Problem to work on: Scan the data that follows and count the lines with the string "papildiniet"; answer with the count alone.

Excerpted data:

▬▬▬▬▬▬▬▬▬▬

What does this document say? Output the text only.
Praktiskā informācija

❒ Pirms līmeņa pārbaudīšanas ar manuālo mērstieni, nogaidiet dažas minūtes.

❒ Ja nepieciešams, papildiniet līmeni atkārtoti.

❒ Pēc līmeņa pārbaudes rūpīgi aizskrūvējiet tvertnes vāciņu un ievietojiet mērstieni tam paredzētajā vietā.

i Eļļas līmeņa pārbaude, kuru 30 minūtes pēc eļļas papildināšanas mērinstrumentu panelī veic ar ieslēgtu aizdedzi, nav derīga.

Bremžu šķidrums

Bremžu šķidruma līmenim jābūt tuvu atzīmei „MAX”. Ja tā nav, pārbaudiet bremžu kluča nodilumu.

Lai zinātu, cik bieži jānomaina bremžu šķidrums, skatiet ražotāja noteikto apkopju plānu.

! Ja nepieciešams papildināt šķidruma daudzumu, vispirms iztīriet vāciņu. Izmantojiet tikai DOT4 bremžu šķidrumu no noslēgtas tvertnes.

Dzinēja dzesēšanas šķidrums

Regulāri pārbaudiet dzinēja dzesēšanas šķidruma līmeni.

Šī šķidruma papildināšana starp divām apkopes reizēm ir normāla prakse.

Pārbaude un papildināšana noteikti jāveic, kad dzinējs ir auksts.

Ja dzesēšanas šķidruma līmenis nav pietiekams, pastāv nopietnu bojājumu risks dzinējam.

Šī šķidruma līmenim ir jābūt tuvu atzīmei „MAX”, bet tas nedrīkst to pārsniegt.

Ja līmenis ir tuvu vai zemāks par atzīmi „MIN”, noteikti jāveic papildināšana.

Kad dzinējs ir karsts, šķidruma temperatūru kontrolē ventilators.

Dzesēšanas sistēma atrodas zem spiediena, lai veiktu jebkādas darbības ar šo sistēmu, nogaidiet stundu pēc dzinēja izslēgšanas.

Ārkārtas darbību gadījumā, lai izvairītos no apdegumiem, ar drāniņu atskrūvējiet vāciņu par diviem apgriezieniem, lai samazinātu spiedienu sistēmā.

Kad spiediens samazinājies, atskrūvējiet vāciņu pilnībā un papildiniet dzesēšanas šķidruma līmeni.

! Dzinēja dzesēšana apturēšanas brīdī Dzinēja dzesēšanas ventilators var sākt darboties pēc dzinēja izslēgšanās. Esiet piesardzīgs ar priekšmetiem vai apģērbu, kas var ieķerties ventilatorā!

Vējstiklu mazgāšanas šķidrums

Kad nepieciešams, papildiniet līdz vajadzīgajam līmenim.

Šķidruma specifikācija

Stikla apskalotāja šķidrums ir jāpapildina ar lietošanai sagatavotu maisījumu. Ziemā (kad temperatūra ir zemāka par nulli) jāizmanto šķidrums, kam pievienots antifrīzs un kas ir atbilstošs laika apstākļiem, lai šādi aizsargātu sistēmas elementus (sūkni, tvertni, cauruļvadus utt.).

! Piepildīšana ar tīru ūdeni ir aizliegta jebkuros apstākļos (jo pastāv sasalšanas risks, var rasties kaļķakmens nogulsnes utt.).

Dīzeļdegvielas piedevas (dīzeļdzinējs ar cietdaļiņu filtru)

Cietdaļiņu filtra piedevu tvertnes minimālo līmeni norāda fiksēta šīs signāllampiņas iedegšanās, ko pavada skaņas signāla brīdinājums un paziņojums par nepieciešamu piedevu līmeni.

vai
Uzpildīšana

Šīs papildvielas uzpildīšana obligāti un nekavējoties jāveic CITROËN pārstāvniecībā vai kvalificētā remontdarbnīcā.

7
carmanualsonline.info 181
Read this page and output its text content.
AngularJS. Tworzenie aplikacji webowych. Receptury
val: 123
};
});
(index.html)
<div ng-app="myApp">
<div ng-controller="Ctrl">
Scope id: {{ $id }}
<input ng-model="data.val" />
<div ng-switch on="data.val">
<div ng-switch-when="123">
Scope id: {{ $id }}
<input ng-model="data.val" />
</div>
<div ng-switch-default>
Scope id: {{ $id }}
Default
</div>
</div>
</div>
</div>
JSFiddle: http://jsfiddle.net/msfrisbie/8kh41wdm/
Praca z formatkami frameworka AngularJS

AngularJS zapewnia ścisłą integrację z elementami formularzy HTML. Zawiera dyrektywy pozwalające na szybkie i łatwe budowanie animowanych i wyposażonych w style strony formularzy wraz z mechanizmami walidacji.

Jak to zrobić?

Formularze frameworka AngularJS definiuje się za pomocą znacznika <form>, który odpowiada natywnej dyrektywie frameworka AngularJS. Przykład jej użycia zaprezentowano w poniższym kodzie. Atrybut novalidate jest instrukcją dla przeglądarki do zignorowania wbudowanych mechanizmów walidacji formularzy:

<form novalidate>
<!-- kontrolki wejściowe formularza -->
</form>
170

▬▬▬▬▬▬▬▬▬▬

Result: 3